** WHAT NEEDS TO BE DONE **
Transcribe every entry below word for word, but skip the pictures.
####################
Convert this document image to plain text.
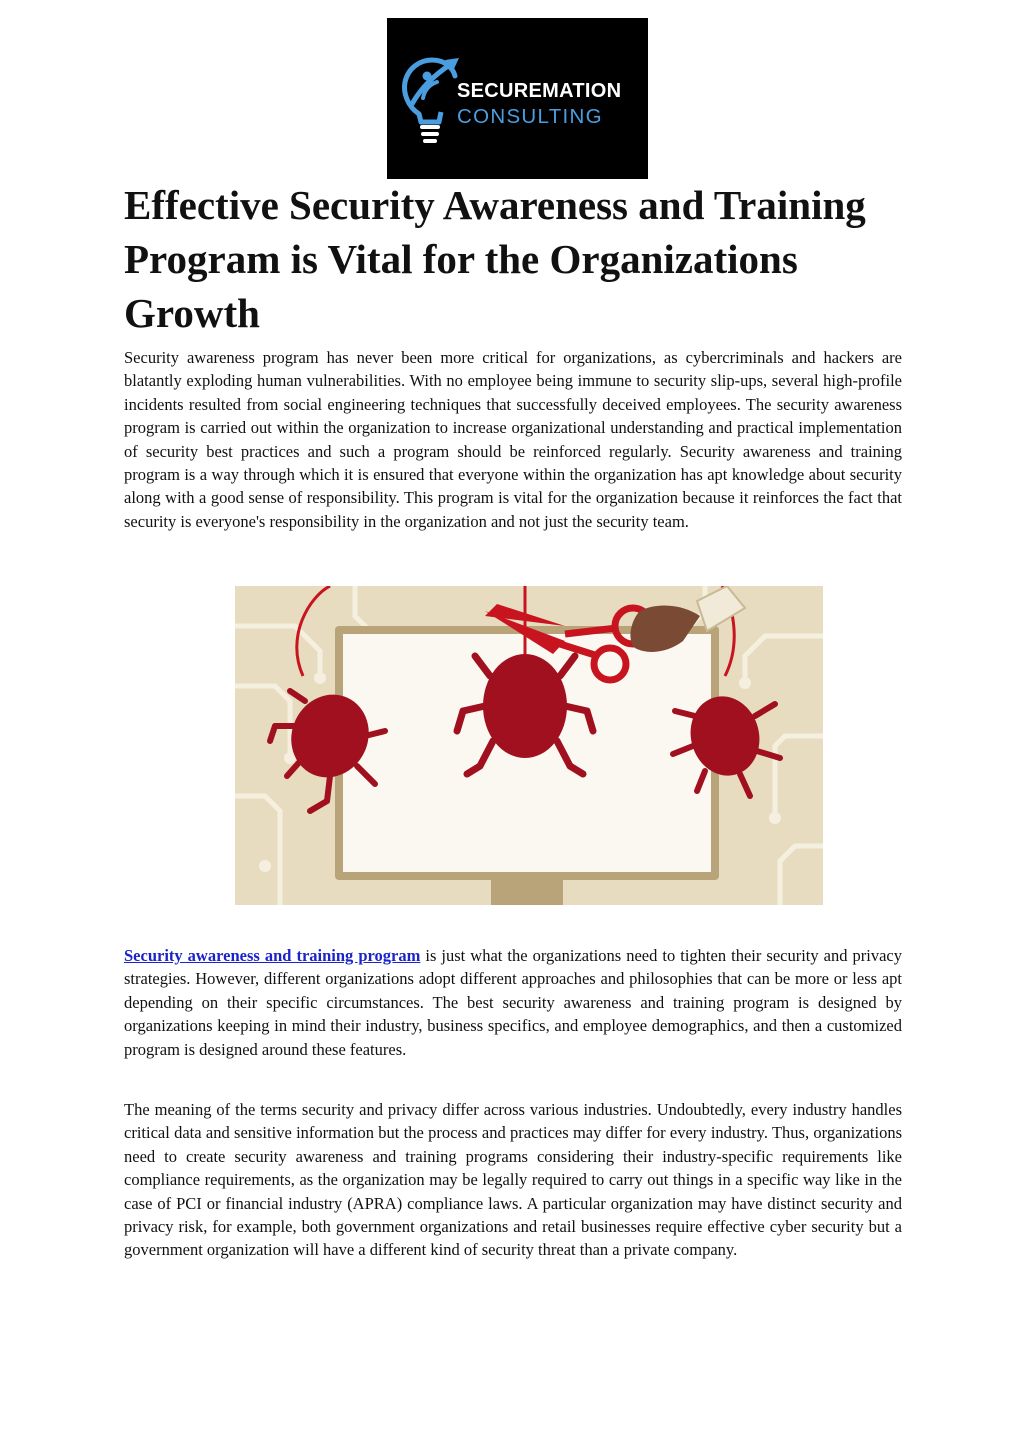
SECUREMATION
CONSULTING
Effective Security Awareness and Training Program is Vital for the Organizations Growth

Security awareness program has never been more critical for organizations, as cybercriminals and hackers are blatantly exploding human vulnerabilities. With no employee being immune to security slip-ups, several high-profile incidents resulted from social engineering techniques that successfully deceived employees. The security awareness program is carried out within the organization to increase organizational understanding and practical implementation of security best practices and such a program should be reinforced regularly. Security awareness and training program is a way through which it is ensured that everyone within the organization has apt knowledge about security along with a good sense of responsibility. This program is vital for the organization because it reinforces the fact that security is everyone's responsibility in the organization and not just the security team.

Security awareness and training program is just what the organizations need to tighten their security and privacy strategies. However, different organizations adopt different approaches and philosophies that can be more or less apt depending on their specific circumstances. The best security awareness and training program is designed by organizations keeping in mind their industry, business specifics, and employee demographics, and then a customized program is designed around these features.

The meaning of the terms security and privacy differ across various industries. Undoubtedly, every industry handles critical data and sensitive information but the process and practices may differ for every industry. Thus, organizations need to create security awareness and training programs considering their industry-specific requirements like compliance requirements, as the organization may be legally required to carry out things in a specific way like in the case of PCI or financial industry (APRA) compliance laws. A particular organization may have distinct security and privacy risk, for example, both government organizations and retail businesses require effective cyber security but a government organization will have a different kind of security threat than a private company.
####################
** FINISHED ANSWER **
Convert this document image to plain text.
SECUREMATION
CONSULTING
Effective Security Awareness and Training Program is Vital for the Organizations Growth

Security awareness program has never been more critical for organizations, as cybercriminals and hackers are blatantly exploding human vulnerabilities. With no employee being immune to security slip-ups, several high-profile incidents resulted from social engineering techniques that successfully deceived employees. The security awareness program is carried out within the organization to increase organizational understanding and practical implementation of security best practices and such a program should be reinforced regularly. Security awareness and training program is a way through which it is ensured that everyone within the organization has apt knowledge about security along with a good sense of responsibility. This program is vital for the organization because it reinforces the fact that security is everyone's responsibility in the organization and not just the security team.

Security awareness and training program is just what the organizations need to tighten their security and privacy strategies. However, different organizations adopt different approaches and philosophies that can be more or less apt depending on their specific circumstances. The best security awareness and training program is designed by organizations keeping in mind their industry, business specifics, and employee demographics, and then a customized program is designed around these features.

The meaning of the terms security and privacy differ across various industries. Undoubtedly, every industry handles critical data and sensitive information but the process and practices may differ for every industry. Thus, organizations need to create security awareness and training programs considering their industry-specific requirements like compliance requirements, as the organization may be legally required to carry out things in a specific way like in the case of PCI or financial industry (APRA) compliance laws. A particular organization may have distinct security and privacy risk, for example, both government organizations and retail businesses require effective cyber security but a government organization will have a different kind of security threat than a private company.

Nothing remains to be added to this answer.